Objective: Your task is to extract every line from the material below exactly.

======== Dataset records ========

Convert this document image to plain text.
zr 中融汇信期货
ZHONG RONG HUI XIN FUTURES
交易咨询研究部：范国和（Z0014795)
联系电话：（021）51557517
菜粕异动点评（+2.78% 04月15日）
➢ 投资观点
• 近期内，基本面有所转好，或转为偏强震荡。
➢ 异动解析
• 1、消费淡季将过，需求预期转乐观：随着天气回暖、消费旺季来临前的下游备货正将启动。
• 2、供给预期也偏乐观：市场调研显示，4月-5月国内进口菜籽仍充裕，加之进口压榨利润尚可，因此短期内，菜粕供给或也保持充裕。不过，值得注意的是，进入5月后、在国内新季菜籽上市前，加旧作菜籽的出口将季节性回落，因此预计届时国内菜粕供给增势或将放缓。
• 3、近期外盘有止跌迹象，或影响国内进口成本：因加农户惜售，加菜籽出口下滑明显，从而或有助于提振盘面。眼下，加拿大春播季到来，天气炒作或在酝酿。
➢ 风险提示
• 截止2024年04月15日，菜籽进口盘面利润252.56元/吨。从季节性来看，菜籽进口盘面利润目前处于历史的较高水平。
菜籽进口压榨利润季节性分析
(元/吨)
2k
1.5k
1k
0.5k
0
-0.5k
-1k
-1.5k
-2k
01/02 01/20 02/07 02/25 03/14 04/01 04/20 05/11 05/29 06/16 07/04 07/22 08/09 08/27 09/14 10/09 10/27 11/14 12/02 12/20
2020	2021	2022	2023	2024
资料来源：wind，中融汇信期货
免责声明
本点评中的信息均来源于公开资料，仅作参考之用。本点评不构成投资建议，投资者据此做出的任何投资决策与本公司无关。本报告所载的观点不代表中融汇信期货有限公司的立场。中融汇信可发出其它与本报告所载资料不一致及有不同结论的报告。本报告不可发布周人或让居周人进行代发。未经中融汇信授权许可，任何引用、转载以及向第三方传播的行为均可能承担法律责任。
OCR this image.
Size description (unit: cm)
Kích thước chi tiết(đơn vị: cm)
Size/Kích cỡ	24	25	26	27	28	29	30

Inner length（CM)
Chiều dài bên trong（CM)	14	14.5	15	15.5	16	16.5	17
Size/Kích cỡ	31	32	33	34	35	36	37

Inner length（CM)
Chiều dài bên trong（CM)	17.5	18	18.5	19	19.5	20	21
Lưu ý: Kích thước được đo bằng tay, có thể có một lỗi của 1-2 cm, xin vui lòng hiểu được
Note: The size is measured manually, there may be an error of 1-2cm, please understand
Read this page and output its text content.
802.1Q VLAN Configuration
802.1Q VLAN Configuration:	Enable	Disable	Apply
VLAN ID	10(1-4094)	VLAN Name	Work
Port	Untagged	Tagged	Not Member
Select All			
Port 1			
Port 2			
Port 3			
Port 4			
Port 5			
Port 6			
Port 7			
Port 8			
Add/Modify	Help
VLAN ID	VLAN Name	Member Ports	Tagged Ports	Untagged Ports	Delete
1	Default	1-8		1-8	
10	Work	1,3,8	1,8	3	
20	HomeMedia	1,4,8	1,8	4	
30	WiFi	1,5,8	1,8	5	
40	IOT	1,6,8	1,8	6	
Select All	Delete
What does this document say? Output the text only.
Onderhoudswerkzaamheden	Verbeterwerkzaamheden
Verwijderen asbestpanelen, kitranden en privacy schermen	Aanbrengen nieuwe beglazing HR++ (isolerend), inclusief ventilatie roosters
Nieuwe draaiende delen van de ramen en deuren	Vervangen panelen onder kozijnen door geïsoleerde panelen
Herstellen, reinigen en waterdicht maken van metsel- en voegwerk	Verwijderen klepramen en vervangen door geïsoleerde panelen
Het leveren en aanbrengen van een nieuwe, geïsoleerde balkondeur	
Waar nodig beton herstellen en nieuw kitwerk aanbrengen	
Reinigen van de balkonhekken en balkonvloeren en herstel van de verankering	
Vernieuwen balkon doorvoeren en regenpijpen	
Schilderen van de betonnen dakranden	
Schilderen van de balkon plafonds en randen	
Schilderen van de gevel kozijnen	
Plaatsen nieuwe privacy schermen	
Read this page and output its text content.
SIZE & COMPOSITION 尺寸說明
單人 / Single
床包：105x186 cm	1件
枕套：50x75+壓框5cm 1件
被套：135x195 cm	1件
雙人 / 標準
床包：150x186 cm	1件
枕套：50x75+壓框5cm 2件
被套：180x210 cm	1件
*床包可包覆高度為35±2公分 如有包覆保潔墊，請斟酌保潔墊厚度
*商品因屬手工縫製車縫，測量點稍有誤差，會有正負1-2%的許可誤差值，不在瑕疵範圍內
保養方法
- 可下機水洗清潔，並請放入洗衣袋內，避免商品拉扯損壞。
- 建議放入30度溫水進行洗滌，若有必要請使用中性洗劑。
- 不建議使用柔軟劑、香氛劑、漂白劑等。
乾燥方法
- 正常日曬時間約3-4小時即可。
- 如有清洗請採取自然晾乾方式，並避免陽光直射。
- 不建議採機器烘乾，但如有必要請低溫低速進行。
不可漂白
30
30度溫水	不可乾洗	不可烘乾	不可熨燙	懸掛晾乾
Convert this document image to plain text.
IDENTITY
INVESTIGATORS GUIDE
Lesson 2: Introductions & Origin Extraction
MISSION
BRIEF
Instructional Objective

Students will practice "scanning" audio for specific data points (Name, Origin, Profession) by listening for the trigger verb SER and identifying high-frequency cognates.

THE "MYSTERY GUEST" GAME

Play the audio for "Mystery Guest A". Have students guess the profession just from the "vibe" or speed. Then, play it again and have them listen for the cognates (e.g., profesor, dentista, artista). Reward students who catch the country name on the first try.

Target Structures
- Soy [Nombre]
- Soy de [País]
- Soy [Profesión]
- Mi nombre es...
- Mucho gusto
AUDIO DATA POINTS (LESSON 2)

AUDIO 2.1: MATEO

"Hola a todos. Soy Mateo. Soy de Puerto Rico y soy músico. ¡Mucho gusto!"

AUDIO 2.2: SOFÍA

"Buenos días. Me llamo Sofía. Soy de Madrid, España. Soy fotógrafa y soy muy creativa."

========

Answer for this exercise:
Convert this document image to plain text.
zr 中融汇信期货
ZHONG RONG HUI XIN FUTURES
交易咨询研究部：范国和（Z0014795)
联系电话：（021）51557517
菜粕异动点评（+2.78% 04月15日）
➢ 投资观点
• 近期内，基本面有所转好，或转为偏强震荡。
➢ 异动解析
• 1、消费淡季将过，需求预期转乐观：随着天气回暖、消费旺季来临前的下游备货正将启动。
• 2、供给预期也偏乐观：市场调研显示，4月-5月国内进口菜籽仍充裕，加之进口压榨利润尚可，因此短期内，菜粕供给或也保持充裕。不过，值得注意的是，进入5月后、在国内新季菜籽上市前，加旧作菜籽的出口将季节性回落，因此预计届时国内菜粕供给增势或将放缓。
• 3、近期外盘有止跌迹象，或影响国内进口成本：因加农户惜售，加菜籽出口下滑明显，从而或有助于提振盘面。眼下，加拿大春播季到来，天气炒作或在酝酿。
➢ 风险提示
• 截止2024年04月15日，菜籽进口盘面利润252.56元/吨。从季节性来看，菜籽进口盘面利润目前处于历史的较高水平。
菜籽进口压榨利润季节性分析
(元/吨)
2k
1.5k
1k
0.5k
0
-0.5k
-1k
-1.5k
-2k
01/02 01/20 02/07 02/25 03/14 04/01 04/20 05/11 05/29 06/16 07/04 07/22 08/09 08/27 09/14 10/09 10/27 11/14 12/02 12/20
2020	2021	2022	2023	2024
资料来源：wind，中融汇信期货
免责声明
本点评中的信息均来源于公开资料，仅作参考之用。本点评不构成投资建议，投资者据此做出的任何投资决策与本公司无关。本报告所载的观点不代表中融汇信期货有限公司的立场。中融汇信可发出其它与本报告所载资料不一致及有不同结论的报告。本报告不可发布周人或让居周人进行代发。未经中融汇信授权许可，任何引用、转载以及向第三方传播的行为均可能承担法律责任。
OCR this image.
Size description (unit: cm)
Kích thước chi tiết(đơn vị: cm)
Size/Kích cỡ	24	25	26	27	28	29	30

Inner length（CM)
Chiều dài bên trong（CM)	14	14.5	15	15.5	16	16.5	17
Size/Kích cỡ	31	32	33	34	35	36	37

Inner length（CM)
Chiều dài bên trong（CM)	17.5	18	18.5	19	19.5	20	21
Lưu ý: Kích thước được đo bằng tay, có thể có một lỗi của 1-2 cm, xin vui lòng hiểu được
Note: The size is measured manually, there may be an error of 1-2cm, please understand
Read this page and output its text content.
802.1Q VLAN Configuration
802.1Q VLAN Configuration:	Enable	Disable	Apply
VLAN ID	10(1-4094)	VLAN Name	Work
Port	Untagged	Tagged	Not Member
Select All			
Port 1			
Port 2			
Port 3			
Port 4			
Port 5			
Port 6			
Port 7			
Port 8			
Add/Modify	Help
VLAN ID	VLAN Name	Member Ports	Tagged Ports	Untagged Ports	Delete
1	Default	1-8		1-8	
10	Work	1,3,8	1,8	3	
20	HomeMedia	1,4,8	1,8	4	
30	WiFi	1,5,8	1,8	5	
40	IOT	1,6,8	1,8	6	
Select All	Delete
What does this document say? Output the text only.
Onderhoudswerkzaamheden	Verbeterwerkzaamheden
Verwijderen asbestpanelen, kitranden en privacy schermen	Aanbrengen nieuwe beglazing HR++ (isolerend), inclusief ventilatie roosters
Nieuwe draaiende delen van de ramen en deuren	Vervangen panelen onder kozijnen door geïsoleerde panelen
Herstellen, reinigen en waterdicht maken van metsel- en voegwerk	Verwijderen klepramen en vervangen door geïsoleerde panelen
Het leveren en aanbrengen van een nieuwe, geïsoleerde balkondeur	
Waar nodig beton herstellen en nieuw kitwerk aanbrengen	
Reinigen van de balkonhekken en balkonvloeren en herstel van de verankering	
Vernieuwen balkon doorvoeren en regenpijpen	
Schilderen van de betonnen dakranden	
Schilderen van de balkon plafonds en randen	
Schilderen van de gevel kozijnen	
Plaatsen nieuwe privacy schermen	
Read this page and output its text content.
SIZE & COMPOSITION 尺寸說明
單人 / Single
床包：105x186 cm	1件
枕套：50x75+壓框5cm 1件
被套：135x195 cm	1件
雙人 / 標準
床包：150x186 cm	1件
枕套：50x75+壓框5cm 2件
被套：180x210 cm	1件
*床包可包覆高度為35±2公分 如有包覆保潔墊，請斟酌保潔墊厚度
*商品因屬手工縫製車縫，測量點稍有誤差，會有正負1-2%的許可誤差值，不在瑕疵範圍內
保養方法
- 可下機水洗清潔，並請放入洗衣袋內，避免商品拉扯損壞。
- 建議放入30度溫水進行洗滌，若有必要請使用中性洗劑。
- 不建議使用柔軟劑、香氛劑、漂白劑等。
乾燥方法
- 正常日曬時間約3-4小時即可。
- 如有清洗請採取自然晾乾方式，並避免陽光直射。
- 不建議採機器烘乾，但如有必要請低溫低速進行。
不可漂白
30
30度溫水	不可乾洗	不可烘乾	不可熨燙	懸掛晾乾
Convert this document image to plain text.
IDENTITY
INVESTIGATORS GUIDE
Lesson 2: Introductions & Origin Extraction
MISSION
BRIEF
Instructional Objective

Students will practice "scanning" audio for specific data points (Name, Origin, Profession) by listening for the trigger verb SER and identifying high-frequency cognates.

THE "MYSTERY GUEST" GAME

Play the audio for "Mystery Guest A". Have students guess the profession just from the "vibe" or speed. Then, play it again and have them listen for the cognates (e.g., profesor, dentista, artista). Reward students who catch the country name on the first try.

Target Structures
- Soy [Nombre]
- Soy de [País]
- Soy [Profesión]
- Mi nombre es...
- Mucho gusto
AUDIO DATA POINTS (LESSON 2)

AUDIO 2.1: MATEO

"Hola a todos. Soy Mateo. Soy de Puerto Rico y soy músico. ¡Mucho gusto!"

AUDIO 2.2: SOFÍA

"Buenos días. Me llamo Sofía. Soy de Madrid, España. Soy fotógrafa y soy muy creativa."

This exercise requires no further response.